Figure data in JSON:
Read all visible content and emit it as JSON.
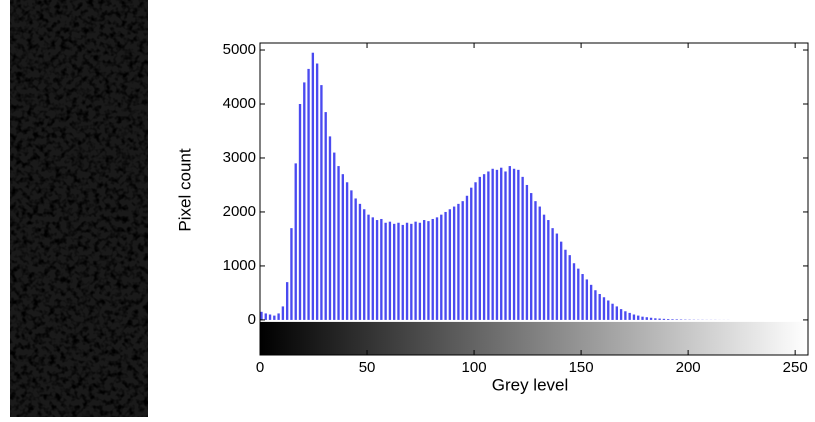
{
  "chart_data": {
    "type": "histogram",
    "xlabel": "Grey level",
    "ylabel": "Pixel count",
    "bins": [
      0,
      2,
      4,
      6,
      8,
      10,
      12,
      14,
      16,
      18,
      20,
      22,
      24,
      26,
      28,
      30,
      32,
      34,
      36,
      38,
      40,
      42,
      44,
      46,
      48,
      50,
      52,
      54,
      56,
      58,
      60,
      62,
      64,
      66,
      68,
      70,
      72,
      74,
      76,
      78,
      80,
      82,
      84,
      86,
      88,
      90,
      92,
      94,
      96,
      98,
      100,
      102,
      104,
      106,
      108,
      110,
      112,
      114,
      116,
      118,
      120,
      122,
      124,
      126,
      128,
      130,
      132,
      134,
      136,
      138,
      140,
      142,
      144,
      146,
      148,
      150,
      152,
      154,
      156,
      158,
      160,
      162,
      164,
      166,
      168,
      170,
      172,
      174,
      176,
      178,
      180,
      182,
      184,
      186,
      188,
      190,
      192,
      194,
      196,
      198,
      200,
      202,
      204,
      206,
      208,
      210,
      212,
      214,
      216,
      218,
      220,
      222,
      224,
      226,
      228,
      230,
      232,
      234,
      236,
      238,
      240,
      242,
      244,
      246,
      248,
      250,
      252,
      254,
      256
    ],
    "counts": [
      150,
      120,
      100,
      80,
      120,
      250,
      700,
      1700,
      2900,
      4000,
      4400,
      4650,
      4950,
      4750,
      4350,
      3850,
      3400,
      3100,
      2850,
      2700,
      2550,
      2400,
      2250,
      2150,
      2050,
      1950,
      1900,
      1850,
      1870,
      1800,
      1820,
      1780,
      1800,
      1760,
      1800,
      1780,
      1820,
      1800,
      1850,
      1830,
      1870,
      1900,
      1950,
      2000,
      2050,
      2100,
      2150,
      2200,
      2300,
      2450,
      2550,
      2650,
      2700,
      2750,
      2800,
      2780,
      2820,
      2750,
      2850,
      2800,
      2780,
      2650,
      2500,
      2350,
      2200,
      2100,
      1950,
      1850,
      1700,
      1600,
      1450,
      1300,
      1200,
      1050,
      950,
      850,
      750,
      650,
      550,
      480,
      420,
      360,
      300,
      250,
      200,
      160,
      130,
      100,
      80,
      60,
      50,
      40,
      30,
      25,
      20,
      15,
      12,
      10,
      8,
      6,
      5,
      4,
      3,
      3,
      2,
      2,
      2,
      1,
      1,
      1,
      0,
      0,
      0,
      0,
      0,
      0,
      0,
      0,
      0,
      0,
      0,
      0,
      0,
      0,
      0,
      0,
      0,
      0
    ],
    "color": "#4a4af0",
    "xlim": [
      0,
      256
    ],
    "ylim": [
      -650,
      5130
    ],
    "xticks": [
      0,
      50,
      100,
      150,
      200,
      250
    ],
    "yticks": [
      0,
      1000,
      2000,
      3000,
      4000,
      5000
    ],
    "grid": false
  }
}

## [Exercise prompt]
Write out the material above once more, exactly as it reads, with no pictures.

## [The result]
Read all visible content and emit it as JSON.
{
  "chart_data": {
    "type": "histogram",
    "xlabel": "Grey level",
    "ylabel": "Pixel count",
    "bins": [
      0,
      2,
      4,
      6,
      8,
      10,
      12,
      14,
      16,
      18,
      20,
      22,
      24,
      26,
      28,
      30,
      32,
      34,
      36,
      38,
      40,
      42,
      44,
      46,
      48,
      50,
      52,
      54,
      56,
      58,
      60,
      62,
      64,
      66,
      68,
      70,
      72,
      74,
      76,
      78,
      80,
      82,
      84,
      86,
      88,
      90,
      92,
      94,
      96,
      98,
      100,
      102,
      104,
      106,
      108,
      110,
      112,
      114,
      116,
      118,
      120,
      122,
      124,
      126,
      128,
      130,
      132,
      134,
      136,
      138,
      140,
      142,
      144,
      146,
      148,
      150,
      152,
      154,
      156,
      158,
      160,
      162,
      164,
      166,
      168,
      170,
      172,
      174,
      176,
      178,
      180,
      182,
      184,
      186,
      188,
      190,
      192,
      194,
      196,
      198,
      200,
      202,
      204,
      206,
      208,
      210,
      212,
      214,
      216,
      218,
      220,
      222,
      224,
      226,
      228,
      230,
      232,
      234,
      236,
      238,
      240,
      242,
      244,
      246,
      248,
      250,
      252,
      254,
      256
    ],
    "counts": [
      150,
      120,
      100,
      80,
      120,
      250,
      700,
      1700,
      2900,
      4000,
      4400,
      4650,
      4950,
      4750,
      4350,
      3850,
      3400,
      3100,
      2850,
      2700,
      2550,
      2400,
      2250,
      2150,
      2050,
      1950,
      1900,
      1850,
      1870,
      1800,
      1820,
      1780,
      1800,
      1760,
      1800,
      1780,
      1820,
      1800,
      1850,
      1830,
      1870,
      1900,
      1950,
      2000,
      2050,
      2100,
      2150,
      2200,
      2300,
      2450,
      2550,
      2650,
      2700,
      2750,
      2800,
      2780,
      2820,
      2750,
      2850,
      2800,
      2780,
      2650,
      2500,
      2350,
      2200,
      2100,
      1950,
      1850,
      1700,
      1600,
      1450,
      1300,
      1200,
      1050,
      950,
      850,
      750,
      650,
      550,
      480,
      420,
      360,
      300,
      250,
      200,
      160,
      130,
      100,
      80,
      60,
      50,
      40,
      30,
      25,
      20,
      15,
      12,
      10,
      8,
      6,
      5,
      4,
      3,
      3,
      2,
      2,
      2,
      1,
      1,
      1,
      0,
      0,
      0,
      0,
      0,
      0,
      0,
      0,
      0,
      0,
      0,
      0,
      0,
      0,
      0,
      0,
      0,
      0
    ],
    "color": "#4a4af0",
    "xlim": [
      0,
      256
    ],
    "ylim": [
      -650,
      5130
    ],
    "xticks": [
      0,
      50,
      100,
      150,
      200,
      250
    ],
    "yticks": [
      0,
      1000,
      2000,
      3000,
      4000,
      5000
    ],
    "grid": false
  }
}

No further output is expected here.